• **Task brief**
Please quote the material exactly, every line of it.

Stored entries
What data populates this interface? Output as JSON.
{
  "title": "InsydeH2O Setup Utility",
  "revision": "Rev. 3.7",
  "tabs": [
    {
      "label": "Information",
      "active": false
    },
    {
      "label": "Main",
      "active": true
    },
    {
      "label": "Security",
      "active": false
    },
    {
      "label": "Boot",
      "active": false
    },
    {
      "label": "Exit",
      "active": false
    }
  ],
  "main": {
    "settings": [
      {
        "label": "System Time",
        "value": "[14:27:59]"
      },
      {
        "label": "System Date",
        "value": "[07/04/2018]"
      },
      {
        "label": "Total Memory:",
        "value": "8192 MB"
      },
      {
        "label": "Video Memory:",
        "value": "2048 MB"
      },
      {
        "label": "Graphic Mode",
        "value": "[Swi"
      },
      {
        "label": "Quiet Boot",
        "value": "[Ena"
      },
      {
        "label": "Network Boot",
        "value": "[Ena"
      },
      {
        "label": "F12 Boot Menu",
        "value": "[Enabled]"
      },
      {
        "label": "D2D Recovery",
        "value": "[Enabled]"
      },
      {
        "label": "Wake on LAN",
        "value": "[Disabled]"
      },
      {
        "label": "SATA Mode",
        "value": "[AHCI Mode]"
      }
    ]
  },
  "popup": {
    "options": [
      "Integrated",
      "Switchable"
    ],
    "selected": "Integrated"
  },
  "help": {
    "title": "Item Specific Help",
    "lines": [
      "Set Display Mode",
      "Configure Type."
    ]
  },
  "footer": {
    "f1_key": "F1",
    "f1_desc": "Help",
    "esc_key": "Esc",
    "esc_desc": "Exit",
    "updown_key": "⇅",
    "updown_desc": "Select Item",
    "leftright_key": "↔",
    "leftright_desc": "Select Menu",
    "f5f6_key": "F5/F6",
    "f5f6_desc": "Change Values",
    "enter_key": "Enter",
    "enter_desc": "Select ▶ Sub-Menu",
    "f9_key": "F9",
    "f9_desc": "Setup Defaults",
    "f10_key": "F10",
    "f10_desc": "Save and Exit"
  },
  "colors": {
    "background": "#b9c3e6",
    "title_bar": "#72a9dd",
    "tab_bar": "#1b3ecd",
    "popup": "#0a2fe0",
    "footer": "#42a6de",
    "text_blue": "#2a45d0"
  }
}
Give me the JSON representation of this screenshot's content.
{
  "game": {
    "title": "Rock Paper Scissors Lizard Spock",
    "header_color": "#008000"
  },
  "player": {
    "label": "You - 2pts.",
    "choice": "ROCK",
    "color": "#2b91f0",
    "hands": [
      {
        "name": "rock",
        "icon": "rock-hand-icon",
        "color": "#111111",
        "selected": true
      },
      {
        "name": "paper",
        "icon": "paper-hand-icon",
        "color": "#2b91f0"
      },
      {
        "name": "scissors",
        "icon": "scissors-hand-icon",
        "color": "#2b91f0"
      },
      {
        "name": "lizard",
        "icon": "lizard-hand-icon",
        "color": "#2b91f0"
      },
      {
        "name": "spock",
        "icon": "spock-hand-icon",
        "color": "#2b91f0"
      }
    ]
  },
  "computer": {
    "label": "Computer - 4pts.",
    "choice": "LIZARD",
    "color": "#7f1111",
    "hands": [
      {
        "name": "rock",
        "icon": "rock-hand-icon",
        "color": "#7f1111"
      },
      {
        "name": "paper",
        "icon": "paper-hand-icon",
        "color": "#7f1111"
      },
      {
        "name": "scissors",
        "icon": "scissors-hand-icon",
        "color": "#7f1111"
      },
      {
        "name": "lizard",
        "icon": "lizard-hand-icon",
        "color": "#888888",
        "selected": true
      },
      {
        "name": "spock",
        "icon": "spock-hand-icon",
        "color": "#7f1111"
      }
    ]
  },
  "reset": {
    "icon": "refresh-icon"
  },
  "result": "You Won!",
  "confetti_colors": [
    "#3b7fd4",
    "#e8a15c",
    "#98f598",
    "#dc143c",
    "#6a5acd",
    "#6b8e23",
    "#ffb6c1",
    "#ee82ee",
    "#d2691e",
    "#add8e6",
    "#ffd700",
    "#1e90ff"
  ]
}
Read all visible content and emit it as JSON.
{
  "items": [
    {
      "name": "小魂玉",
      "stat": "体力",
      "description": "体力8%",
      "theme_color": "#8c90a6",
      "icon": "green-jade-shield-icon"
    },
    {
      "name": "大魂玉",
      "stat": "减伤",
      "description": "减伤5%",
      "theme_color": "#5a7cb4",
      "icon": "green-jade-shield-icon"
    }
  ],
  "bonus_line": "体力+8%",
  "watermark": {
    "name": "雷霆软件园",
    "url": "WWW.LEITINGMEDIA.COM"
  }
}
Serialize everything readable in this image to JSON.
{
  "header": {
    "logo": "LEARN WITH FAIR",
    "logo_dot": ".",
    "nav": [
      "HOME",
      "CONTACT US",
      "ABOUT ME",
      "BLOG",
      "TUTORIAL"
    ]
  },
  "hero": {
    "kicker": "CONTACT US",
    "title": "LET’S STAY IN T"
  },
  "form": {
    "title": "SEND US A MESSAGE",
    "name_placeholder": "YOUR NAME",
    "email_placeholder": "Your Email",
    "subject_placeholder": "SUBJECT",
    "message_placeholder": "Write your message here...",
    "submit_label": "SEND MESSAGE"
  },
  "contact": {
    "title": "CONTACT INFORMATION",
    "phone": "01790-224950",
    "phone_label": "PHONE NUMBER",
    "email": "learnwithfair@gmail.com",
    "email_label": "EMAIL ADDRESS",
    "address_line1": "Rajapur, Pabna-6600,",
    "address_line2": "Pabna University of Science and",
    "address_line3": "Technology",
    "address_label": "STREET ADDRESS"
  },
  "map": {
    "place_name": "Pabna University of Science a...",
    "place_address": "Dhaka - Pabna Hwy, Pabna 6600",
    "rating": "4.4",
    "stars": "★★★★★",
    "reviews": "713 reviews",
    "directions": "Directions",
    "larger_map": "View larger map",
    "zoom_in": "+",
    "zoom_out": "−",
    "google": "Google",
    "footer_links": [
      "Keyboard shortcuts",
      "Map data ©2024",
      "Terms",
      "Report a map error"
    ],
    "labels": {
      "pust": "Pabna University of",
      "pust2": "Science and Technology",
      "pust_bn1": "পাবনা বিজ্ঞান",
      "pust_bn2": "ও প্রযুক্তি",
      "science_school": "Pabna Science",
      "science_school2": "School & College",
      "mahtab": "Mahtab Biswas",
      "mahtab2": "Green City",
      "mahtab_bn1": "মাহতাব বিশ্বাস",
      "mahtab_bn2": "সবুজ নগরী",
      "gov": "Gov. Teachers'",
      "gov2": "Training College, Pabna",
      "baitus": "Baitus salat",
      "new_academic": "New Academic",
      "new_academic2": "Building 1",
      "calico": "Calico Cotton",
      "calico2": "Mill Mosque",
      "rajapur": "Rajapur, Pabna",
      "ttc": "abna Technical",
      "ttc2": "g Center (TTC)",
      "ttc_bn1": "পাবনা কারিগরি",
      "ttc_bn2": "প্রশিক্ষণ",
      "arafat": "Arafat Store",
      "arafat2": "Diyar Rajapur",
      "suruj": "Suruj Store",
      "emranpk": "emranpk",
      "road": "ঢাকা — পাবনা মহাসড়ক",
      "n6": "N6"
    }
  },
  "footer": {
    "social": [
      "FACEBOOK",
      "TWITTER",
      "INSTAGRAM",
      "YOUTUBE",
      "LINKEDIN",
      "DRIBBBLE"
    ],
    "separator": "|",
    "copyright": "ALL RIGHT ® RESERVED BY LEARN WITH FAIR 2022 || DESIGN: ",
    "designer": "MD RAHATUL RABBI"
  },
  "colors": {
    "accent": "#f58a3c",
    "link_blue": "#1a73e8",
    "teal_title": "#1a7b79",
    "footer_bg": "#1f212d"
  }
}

• **Response for this exercise**
What data populates this interface? Output as JSON.
{
  "title": "InsydeH2O Setup Utility",
  "revision": "Rev. 3.7",
  "tabs": [
    {
      "label": "Information",
      "active": false
    },
    {
      "label": "Main",
      "active": true
    },
    {
      "label": "Security",
      "active": false
    },
    {
      "label": "Boot",
      "active": false
    },
    {
      "label": "Exit",
      "active": false
    }
  ],
  "main": {
    "settings": [
      {
        "label": "System Time",
        "value": "[14:27:59]"
      },
      {
        "label": "System Date",
        "value": "[07/04/2018]"
      },
      {
        "label": "Total Memory:",
        "value": "8192 MB"
      },
      {
        "label": "Video Memory:",
        "value": "2048 MB"
      },
      {
        "label": "Graphic Mode",
        "value": "[Swi"
      },
      {
        "label": "Quiet Boot",
        "value": "[Ena"
      },
      {
        "label": "Network Boot",
        "value": "[Ena"
      },
      {
        "label": "F12 Boot Menu",
        "value": "[Enabled]"
      },
      {
        "label": "D2D Recovery",
        "value": "[Enabled]"
      },
      {
        "label": "Wake on LAN",
        "value": "[Disabled]"
      },
      {
        "label": "SATA Mode",
        "value": "[AHCI Mode]"
      }
    ]
  },
  "popup": {
    "options": [
      "Integrated",
      "Switchable"
    ],
    "selected": "Integrated"
  },
  "help": {
    "title": "Item Specific Help",
    "lines": [
      "Set Display Mode",
      "Configure Type."
    ]
  },
  "footer": {
    "f1_key": "F1",
    "f1_desc": "Help",
    "esc_key": "Esc",
    "esc_desc": "Exit",
    "updown_key": "⇅",
    "updown_desc": "Select Item",
    "leftright_key": "↔",
    "leftright_desc": "Select Menu",
    "f5f6_key": "F5/F6",
    "f5f6_desc": "Change Values",
    "enter_key": "Enter",
    "enter_desc": "Select ▶ Sub-Menu",
    "f9_key": "F9",
    "f9_desc": "Setup Defaults",
    "f10_key": "F10",
    "f10_desc": "Save and Exit"
  },
  "colors": {
    "background": "#b9c3e6",
    "title_bar": "#72a9dd",
    "tab_bar": "#1b3ecd",
    "popup": "#0a2fe0",
    "footer": "#42a6de",
    "text_blue": "#2a45d0"
  }
}
Give me the JSON representation of this screenshot's content.
{
  "game": {
    "title": "Rock Paper Scissors Lizard Spock",
    "header_color": "#008000"
  },
  "player": {
    "label": "You - 2pts.",
    "choice": "ROCK",
    "color": "#2b91f0",
    "hands": [
      {
        "name": "rock",
        "icon": "rock-hand-icon",
        "color": "#111111",
        "selected": true
      },
      {
        "name": "paper",
        "icon": "paper-hand-icon",
        "color": "#2b91f0"
      },
      {
        "name": "scissors",
        "icon": "scissors-hand-icon",
        "color": "#2b91f0"
      },
      {
        "name": "lizard",
        "icon": "lizard-hand-icon",
        "color": "#2b91f0"
      },
      {
        "name": "spock",
        "icon": "spock-hand-icon",
        "color": "#2b91f0"
      }
    ]
  },
  "computer": {
    "label": "Computer - 4pts.",
    "choice": "LIZARD",
    "color": "#7f1111",
    "hands": [
      {
        "name": "rock",
        "icon": "rock-hand-icon",
        "color": "#7f1111"
      },
      {
        "name": "paper",
        "icon": "paper-hand-icon",
        "color": "#7f1111"
      },
      {
        "name": "scissors",
        "icon": "scissors-hand-icon",
        "color": "#7f1111"
      },
      {
        "name": "lizard",
        "icon": "lizard-hand-icon",
        "color": "#888888",
        "selected": true
      },
      {
        "name": "spock",
        "icon": "spock-hand-icon",
        "color": "#7f1111"
      }
    ]
  },
  "reset": {
    "icon": "refresh-icon"
  },
  "result": "You Won!",
  "confetti_colors": [
    "#3b7fd4",
    "#e8a15c",
    "#98f598",
    "#dc143c",
    "#6a5acd",
    "#6b8e23",
    "#ffb6c1",
    "#ee82ee",
    "#d2691e",
    "#add8e6",
    "#ffd700",
    "#1e90ff"
  ]
}
Read all visible content and emit it as JSON.
{
  "items": [
    {
      "name": "小魂玉",
      "stat": "体力",
      "description": "体力8%",
      "theme_color": "#8c90a6",
      "icon": "green-jade-shield-icon"
    },
    {
      "name": "大魂玉",
      "stat": "减伤",
      "description": "减伤5%",
      "theme_color": "#5a7cb4",
      "icon": "green-jade-shield-icon"
    }
  ],
  "bonus_line": "体力+8%",
  "watermark": {
    "name": "雷霆软件园",
    "url": "WWW.LEITINGMEDIA.COM"
  }
}
Serialize everything readable in this image to JSON.
{
  "header": {
    "logo": "LEARN WITH FAIR",
    "logo_dot": ".",
    "nav": [
      "HOME",
      "CONTACT US",
      "ABOUT ME",
      "BLOG",
      "TUTORIAL"
    ]
  },
  "hero": {
    "kicker": "CONTACT US",
    "title": "LET’S STAY IN T"
  },
  "form": {
    "title": "SEND US A MESSAGE",
    "name_placeholder": "YOUR NAME",
    "email_placeholder": "Your Email",
    "subject_placeholder": "SUBJECT",
    "message_placeholder": "Write your message here...",
    "submit_label": "SEND MESSAGE"
  },
  "contact": {
    "title": "CONTACT INFORMATION",
    "phone": "01790-224950",
    "phone_label": "PHONE NUMBER",
    "email": "learnwithfair@gmail.com",
    "email_label": "EMAIL ADDRESS",
    "address_line1": "Rajapur, Pabna-6600,",
    "address_line2": "Pabna University of Science and",
    "address_line3": "Technology",
    "address_label": "STREET ADDRESS"
  },
  "map": {
    "place_name": "Pabna University of Science a...",
    "place_address": "Dhaka - Pabna Hwy, Pabna 6600",
    "rating": "4.4",
    "stars": "★★★★★",
    "reviews": "713 reviews",
    "directions": "Directions",
    "larger_map": "View larger map",
    "zoom_in": "+",
    "zoom_out": "−",
    "google": "Google",
    "footer_links": [
      "Keyboard shortcuts",
      "Map data ©2024",
      "Terms",
      "Report a map error"
    ],
    "labels": {
      "pust": "Pabna University of",
      "pust2": "Science and Technology",
      "pust_bn1": "পাবনা বিজ্ঞান",
      "pust_bn2": "ও প্রযুক্তি",
      "science_school": "Pabna Science",
      "science_school2": "School & College",
      "mahtab": "Mahtab Biswas",
      "mahtab2": "Green City",
      "mahtab_bn1": "মাহতাব বিশ্বাস",
      "mahtab_bn2": "সবুজ নগরী",
      "gov": "Gov. Teachers'",
      "gov2": "Training College, Pabna",
      "baitus": "Baitus salat",
      "new_academic": "New Academic",
      "new_academic2": "Building 1",
      "calico": "Calico Cotton",
      "calico2": "Mill Mosque",
      "rajapur": "Rajapur, Pabna",
      "ttc": "abna Technical",
      "ttc2": "g Center (TTC)",
      "ttc_bn1": "পাবনা কারিগরি",
      "ttc_bn2": "প্রশিক্ষণ",
      "arafat": "Arafat Store",
      "arafat2": "Diyar Rajapur",
      "suruj": "Suruj Store",
      "emranpk": "emranpk",
      "road": "ঢাকা — পাবনা মহাসড়ক",
      "n6": "N6"
    }
  },
  "footer": {
    "social": [
      "FACEBOOK",
      "TWITTER",
      "INSTAGRAM",
      "YOUTUBE",
      "LINKEDIN",
      "DRIBBBLE"
    ],
    "separator": "|",
    "copyright": "ALL RIGHT ® RESERVED BY LEARN WITH FAIR 2022 || DESIGN: ",
    "designer": "MD RAHATUL RABBI"
  },
  "colors": {
    "accent": "#f58a3c",
    "link_blue": "#1a73e8",
    "teal_title": "#1a7b79",
    "footer_bg": "#1f212d"
  }
}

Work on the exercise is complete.